— BEGIN GIVEN DATA —
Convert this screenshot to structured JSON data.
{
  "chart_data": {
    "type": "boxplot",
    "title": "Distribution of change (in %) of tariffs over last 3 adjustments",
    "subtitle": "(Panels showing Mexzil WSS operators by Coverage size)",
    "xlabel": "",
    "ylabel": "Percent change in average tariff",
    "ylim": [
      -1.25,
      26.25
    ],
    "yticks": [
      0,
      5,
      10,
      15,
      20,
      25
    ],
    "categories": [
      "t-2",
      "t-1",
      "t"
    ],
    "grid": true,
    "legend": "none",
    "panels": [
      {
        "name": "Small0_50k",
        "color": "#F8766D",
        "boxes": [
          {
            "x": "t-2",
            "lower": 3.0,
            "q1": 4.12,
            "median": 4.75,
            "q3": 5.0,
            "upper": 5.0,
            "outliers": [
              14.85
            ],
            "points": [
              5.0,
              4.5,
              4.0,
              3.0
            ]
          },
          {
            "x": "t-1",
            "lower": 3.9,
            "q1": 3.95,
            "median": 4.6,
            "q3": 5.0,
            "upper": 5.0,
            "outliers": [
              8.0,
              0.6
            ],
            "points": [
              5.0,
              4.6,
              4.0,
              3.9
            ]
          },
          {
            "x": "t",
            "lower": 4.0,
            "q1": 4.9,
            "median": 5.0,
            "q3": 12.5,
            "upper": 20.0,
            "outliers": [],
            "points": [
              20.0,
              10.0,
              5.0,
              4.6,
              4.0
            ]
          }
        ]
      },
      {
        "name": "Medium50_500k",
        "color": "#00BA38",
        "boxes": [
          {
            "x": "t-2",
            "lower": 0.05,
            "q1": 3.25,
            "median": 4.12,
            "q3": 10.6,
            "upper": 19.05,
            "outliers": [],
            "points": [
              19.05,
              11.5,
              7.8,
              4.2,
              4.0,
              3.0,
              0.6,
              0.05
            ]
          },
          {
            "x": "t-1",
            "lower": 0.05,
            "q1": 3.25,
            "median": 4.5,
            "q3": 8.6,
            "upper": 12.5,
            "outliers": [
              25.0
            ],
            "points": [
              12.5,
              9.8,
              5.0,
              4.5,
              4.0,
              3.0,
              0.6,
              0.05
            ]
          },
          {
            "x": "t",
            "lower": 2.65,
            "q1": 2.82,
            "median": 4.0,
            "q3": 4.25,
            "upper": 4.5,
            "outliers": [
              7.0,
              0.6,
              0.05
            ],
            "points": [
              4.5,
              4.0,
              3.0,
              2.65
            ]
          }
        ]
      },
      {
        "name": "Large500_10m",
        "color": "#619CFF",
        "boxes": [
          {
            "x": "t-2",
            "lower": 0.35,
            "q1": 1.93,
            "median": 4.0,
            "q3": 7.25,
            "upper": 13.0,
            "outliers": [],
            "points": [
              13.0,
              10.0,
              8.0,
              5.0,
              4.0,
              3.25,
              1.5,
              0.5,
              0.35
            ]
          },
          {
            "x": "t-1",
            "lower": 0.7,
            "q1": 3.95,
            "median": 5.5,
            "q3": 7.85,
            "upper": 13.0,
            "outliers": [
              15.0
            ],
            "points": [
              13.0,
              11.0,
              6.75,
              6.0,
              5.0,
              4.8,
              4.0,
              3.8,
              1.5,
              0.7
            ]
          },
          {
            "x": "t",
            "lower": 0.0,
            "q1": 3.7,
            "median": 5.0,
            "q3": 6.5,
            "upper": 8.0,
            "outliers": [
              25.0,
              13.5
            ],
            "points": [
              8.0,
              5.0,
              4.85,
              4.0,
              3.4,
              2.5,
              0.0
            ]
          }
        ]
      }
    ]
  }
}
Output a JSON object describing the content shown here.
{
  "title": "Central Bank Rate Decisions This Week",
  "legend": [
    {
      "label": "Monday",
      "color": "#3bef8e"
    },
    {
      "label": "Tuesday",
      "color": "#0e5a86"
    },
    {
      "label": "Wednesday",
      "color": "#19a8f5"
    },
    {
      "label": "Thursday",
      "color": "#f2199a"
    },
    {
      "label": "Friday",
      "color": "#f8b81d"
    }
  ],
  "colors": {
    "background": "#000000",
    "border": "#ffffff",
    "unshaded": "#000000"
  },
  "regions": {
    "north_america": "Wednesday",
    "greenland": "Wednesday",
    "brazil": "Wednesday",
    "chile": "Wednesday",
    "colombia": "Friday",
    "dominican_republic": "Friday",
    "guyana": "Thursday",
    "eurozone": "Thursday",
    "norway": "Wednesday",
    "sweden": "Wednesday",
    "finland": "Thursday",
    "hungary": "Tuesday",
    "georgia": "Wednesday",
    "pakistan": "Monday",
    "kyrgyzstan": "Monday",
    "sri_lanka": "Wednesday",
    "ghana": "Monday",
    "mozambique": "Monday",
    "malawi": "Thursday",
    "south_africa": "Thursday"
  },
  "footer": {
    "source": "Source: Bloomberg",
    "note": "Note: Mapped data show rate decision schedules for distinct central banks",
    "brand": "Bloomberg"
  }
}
— END GIVEN DATA —
## SHORT EXERCISE
Write out every entry above, word for word.

## FINAL RESULT
Convert this screenshot to structured JSON data.
{
  "chart_data": {
    "type": "boxplot",
    "title": "Distribution of change (in %) of tariffs over last 3 adjustments",
    "subtitle": "(Panels showing Mexzil WSS operators by Coverage size)",
    "xlabel": "",
    "ylabel": "Percent change in average tariff",
    "ylim": [
      -1.25,
      26.25
    ],
    "yticks": [
      0,
      5,
      10,
      15,
      20,
      25
    ],
    "categories": [
      "t-2",
      "t-1",
      "t"
    ],
    "grid": true,
    "legend": "none",
    "panels": [
      {
        "name": "Small0_50k",
        "color": "#F8766D",
        "boxes": [
          {
            "x": "t-2",
            "lower": 3.0,
            "q1": 4.12,
            "median": 4.75,
            "q3": 5.0,
            "upper": 5.0,
            "outliers": [
              14.85
            ],
            "points": [
              5.0,
              4.5,
              4.0,
              3.0
            ]
          },
          {
            "x": "t-1",
            "lower": 3.9,
            "q1": 3.95,
            "median": 4.6,
            "q3": 5.0,
            "upper": 5.0,
            "outliers": [
              8.0,
              0.6
            ],
            "points": [
              5.0,
              4.6,
              4.0,
              3.9
            ]
          },
          {
            "x": "t",
            "lower": 4.0,
            "q1": 4.9,
            "median": 5.0,
            "q3": 12.5,
            "upper": 20.0,
            "outliers": [],
            "points": [
              20.0,
              10.0,
              5.0,
              4.6,
              4.0
            ]
          }
        ]
      },
      {
        "name": "Medium50_500k",
        "color": "#00BA38",
        "boxes": [
          {
            "x": "t-2",
            "lower": 0.05,
            "q1": 3.25,
            "median": 4.12,
            "q3": 10.6,
            "upper": 19.05,
            "outliers": [],
            "points": [
              19.05,
              11.5,
              7.8,
              4.2,
              4.0,
              3.0,
              0.6,
              0.05
            ]
          },
          {
            "x": "t-1",
            "lower": 0.05,
            "q1": 3.25,
            "median": 4.5,
            "q3": 8.6,
            "upper": 12.5,
            "outliers": [
              25.0
            ],
            "points": [
              12.5,
              9.8,
              5.0,
              4.5,
              4.0,
              3.0,
              0.6,
              0.05
            ]
          },
          {
            "x": "t",
            "lower": 2.65,
            "q1": 2.82,
            "median": 4.0,
            "q3": 4.25,
            "upper": 4.5,
            "outliers": [
              7.0,
              0.6,
              0.05
            ],
            "points": [
              4.5,
              4.0,
              3.0,
              2.65
            ]
          }
        ]
      },
      {
        "name": "Large500_10m",
        "color": "#619CFF",
        "boxes": [
          {
            "x": "t-2",
            "lower": 0.35,
            "q1": 1.93,
            "median": 4.0,
            "q3": 7.25,
            "upper": 13.0,
            "outliers": [],
            "points": [
              13.0,
              10.0,
              8.0,
              5.0,
              4.0,
              3.25,
              1.5,
              0.5,
              0.35
            ]
          },
          {
            "x": "t-1",
            "lower": 0.7,
            "q1": 3.95,
            "median": 5.5,
            "q3": 7.85,
            "upper": 13.0,
            "outliers": [
              15.0
            ],
            "points": [
              13.0,
              11.0,
              6.75,
              6.0,
              5.0,
              4.8,
              4.0,
              3.8,
              1.5,
              0.7
            ]
          },
          {
            "x": "t",
            "lower": 0.0,
            "q1": 3.7,
            "median": 5.0,
            "q3": 6.5,
            "upper": 8.0,
            "outliers": [
              25.0,
              13.5
            ],
            "points": [
              8.0,
              5.0,
              4.85,
              4.0,
              3.4,
              2.5,
              0.0
            ]
          }
        ]
      }
    ]
  }
}
Output a JSON object describing the content shown here.
{
  "title": "Central Bank Rate Decisions This Week",
  "legend": [
    {
      "label": "Monday",
      "color": "#3bef8e"
    },
    {
      "label": "Tuesday",
      "color": "#0e5a86"
    },
    {
      "label": "Wednesday",
      "color": "#19a8f5"
    },
    {
      "label": "Thursday",
      "color": "#f2199a"
    },
    {
      "label": "Friday",
      "color": "#f8b81d"
    }
  ],
  "colors": {
    "background": "#000000",
    "border": "#ffffff",
    "unshaded": "#000000"
  },
  "regions": {
    "north_america": "Wednesday",
    "greenland": "Wednesday",
    "brazil": "Wednesday",
    "chile": "Wednesday",
    "colombia": "Friday",
    "dominican_republic": "Friday",
    "guyana": "Thursday",
    "eurozone": "Thursday",
    "norway": "Wednesday",
    "sweden": "Wednesday",
    "finland": "Thursday",
    "hungary": "Tuesday",
    "georgia": "Wednesday",
    "pakistan": "Monday",
    "kyrgyzstan": "Monday",
    "sri_lanka": "Wednesday",
    "ghana": "Monday",
    "mozambique": "Monday",
    "malawi": "Thursday",
    "south_africa": "Thursday"
  },
  "footer": {
    "source": "Source: Bloomberg",
    "note": "Note: Mapped data show rate decision schedules for distinct central banks",
    "brand": "Bloomberg"
  }
}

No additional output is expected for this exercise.